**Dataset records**
-- START --
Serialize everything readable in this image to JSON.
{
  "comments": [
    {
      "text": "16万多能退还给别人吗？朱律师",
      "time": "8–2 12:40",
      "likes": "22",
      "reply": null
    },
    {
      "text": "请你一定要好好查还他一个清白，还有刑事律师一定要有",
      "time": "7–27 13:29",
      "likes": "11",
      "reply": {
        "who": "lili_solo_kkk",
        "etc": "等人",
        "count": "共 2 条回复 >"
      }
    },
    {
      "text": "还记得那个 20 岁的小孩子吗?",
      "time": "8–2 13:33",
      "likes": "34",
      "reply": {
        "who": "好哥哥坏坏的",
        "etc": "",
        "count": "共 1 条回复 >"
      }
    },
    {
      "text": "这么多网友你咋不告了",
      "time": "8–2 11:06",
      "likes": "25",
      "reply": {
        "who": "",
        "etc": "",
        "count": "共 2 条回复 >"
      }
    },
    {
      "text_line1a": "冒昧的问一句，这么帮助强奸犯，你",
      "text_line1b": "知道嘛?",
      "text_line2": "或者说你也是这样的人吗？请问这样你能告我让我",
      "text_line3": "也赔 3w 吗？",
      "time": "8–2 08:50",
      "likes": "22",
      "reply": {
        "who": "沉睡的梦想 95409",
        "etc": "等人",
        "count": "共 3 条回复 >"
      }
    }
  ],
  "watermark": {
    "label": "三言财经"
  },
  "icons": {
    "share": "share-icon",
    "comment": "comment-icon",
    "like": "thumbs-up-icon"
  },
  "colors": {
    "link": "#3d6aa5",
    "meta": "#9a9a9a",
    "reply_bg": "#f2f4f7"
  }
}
-- END --
**What is required**
Your task is to extract all of the records exactly.

**Expected answer**
Serialize everything readable in this image to JSON.
{
  "comments": [
    {
      "text": "16万多能退还给别人吗？朱律师",
      "time": "8–2 12:40",
      "likes": "22",
      "reply": null
    },
    {
      "text": "请你一定要好好查还他一个清白，还有刑事律师一定要有",
      "time": "7–27 13:29",
      "likes": "11",
      "reply": {
        "who": "lili_solo_kkk",
        "etc": "等人",
        "count": "共 2 条回复 >"
      }
    },
    {
      "text": "还记得那个 20 岁的小孩子吗?",
      "time": "8–2 13:33",
      "likes": "34",
      "reply": {
        "who": "好哥哥坏坏的",
        "etc": "",
        "count": "共 1 条回复 >"
      }
    },
    {
      "text": "这么多网友你咋不告了",
      "time": "8–2 11:06",
      "likes": "25",
      "reply": {
        "who": "",
        "etc": "",
        "count": "共 2 条回复 >"
      }
    },
    {
      "text_line1a": "冒昧的问一句，这么帮助强奸犯，你",
      "text_line1b": "知道嘛?",
      "text_line2": "或者说你也是这样的人吗？请问这样你能告我让我",
      "text_line3": "也赔 3w 吗？",
      "time": "8–2 08:50",
      "likes": "22",
      "reply": {
        "who": "沉睡的梦想 95409",
        "etc": "等人",
        "count": "共 3 条回复 >"
      }
    }
  ],
  "watermark": {
    "label": "三言财经"
  },
  "icons": {
    "share": "share-icon",
    "comment": "comment-icon",
    "like": "thumbs-up-icon"
  },
  "colors": {
    "link": "#3d6aa5",
    "meta": "#9a9a9a",
    "reply_bg": "#f2f4f7"
  }
}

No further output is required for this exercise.